### Task to carry out
Exclude any images and output the remaining records exactly.

### Provided records
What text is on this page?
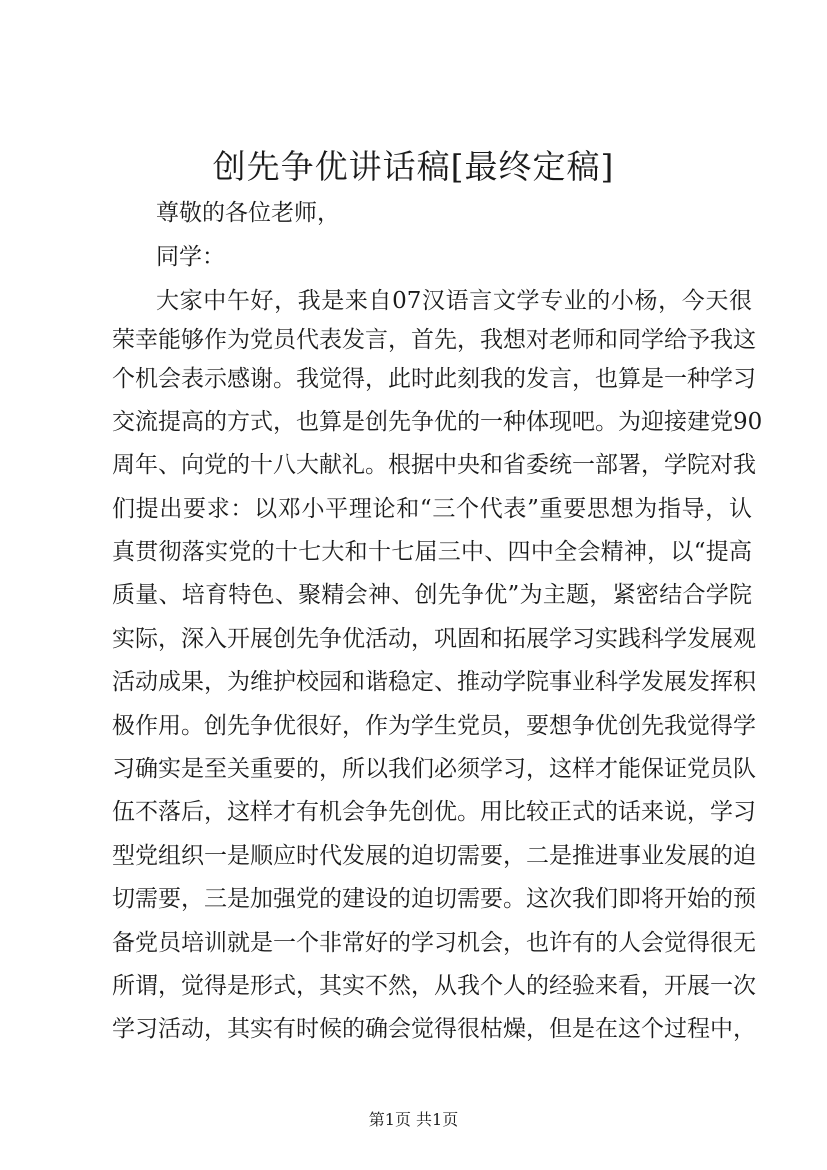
创先争优讲话稿[最终定稿]

尊敬的各位老师，

同学：

大家中午好，我是来自07汉语言文学专业的小杨，今天很

荣幸能够作为党员代表发言，首先，我想对老师和同学给予我这

个机会表示感谢。我觉得，此时此刻我的发言，也算是一种学习

交流提高的方式，也算是创先争优的一种体现吧。为迎接建党90

周年、向党的十八大献礼。根据中央和省委统一部署，学院对我

们提出要求：以邓小平理论和“三个代表”重要思想为指导，认

真贯彻落实党的十七大和十七届三中、四中全会精神，以“提高

质量、培育特色、聚精会神、创先争优”为主题，紧密结合学院

实际，深入开展创先争优活动，巩固和拓展学习实践科学发展观

活动成果，为维护校园和谐稳定、推动学院事业科学发展发挥积

极作用。创先争优很好，作为学生党员，要想争优创先我觉得学

习确实是至关重要的，所以我们必须学习，这样才能保证党员队

伍不落后，这样才有机会争先创优。用比较正式的话来说，学习

型党组织一是顺应时代发展的迫切需要，二是推进事业发展的迫

切需要，三是加强党的建设的迫切需要。这次我们即将开始的预

备党员培训就是一个非常好的学习机会，也许有的人会觉得很无

所谓，觉得是形式，其实不然，从我个人的经验来看，开展一次

学习活动，其实有时候的确会觉得很枯燥，但是在这个过程中，

第1页 共1页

### Task output
What text is on this page?
创先争优讲话稿[最终定稿]

尊敬的各位老师，

同学：

大家中午好，我是来自07汉语言文学专业的小杨，今天很

荣幸能够作为党员代表发言，首先，我想对老师和同学给予我这

个机会表示感谢。我觉得，此时此刻我的发言，也算是一种学习

交流提高的方式，也算是创先争优的一种体现吧。为迎接建党90

周年、向党的十八大献礼。根据中央和省委统一部署，学院对我

们提出要求：以邓小平理论和“三个代表”重要思想为指导，认

真贯彻落实党的十七大和十七届三中、四中全会精神，以“提高

质量、培育特色、聚精会神、创先争优”为主题，紧密结合学院

实际，深入开展创先争优活动，巩固和拓展学习实践科学发展观

活动成果，为维护校园和谐稳定、推动学院事业科学发展发挥积

极作用。创先争优很好，作为学生党员，要想争优创先我觉得学

习确实是至关重要的，所以我们必须学习，这样才能保证党员队

伍不落后，这样才有机会争先创优。用比较正式的话来说，学习

型党组织一是顺应时代发展的迫切需要，二是推进事业发展的迫

切需要，三是加强党的建设的迫切需要。这次我们即将开始的预

备党员培训就是一个非常好的学习机会，也许有的人会觉得很无

所谓，觉得是形式，其实不然，从我个人的经验来看，开展一次

学习活动，其实有时候的确会觉得很枯燥，但是在这个过程中，

第1页 共1页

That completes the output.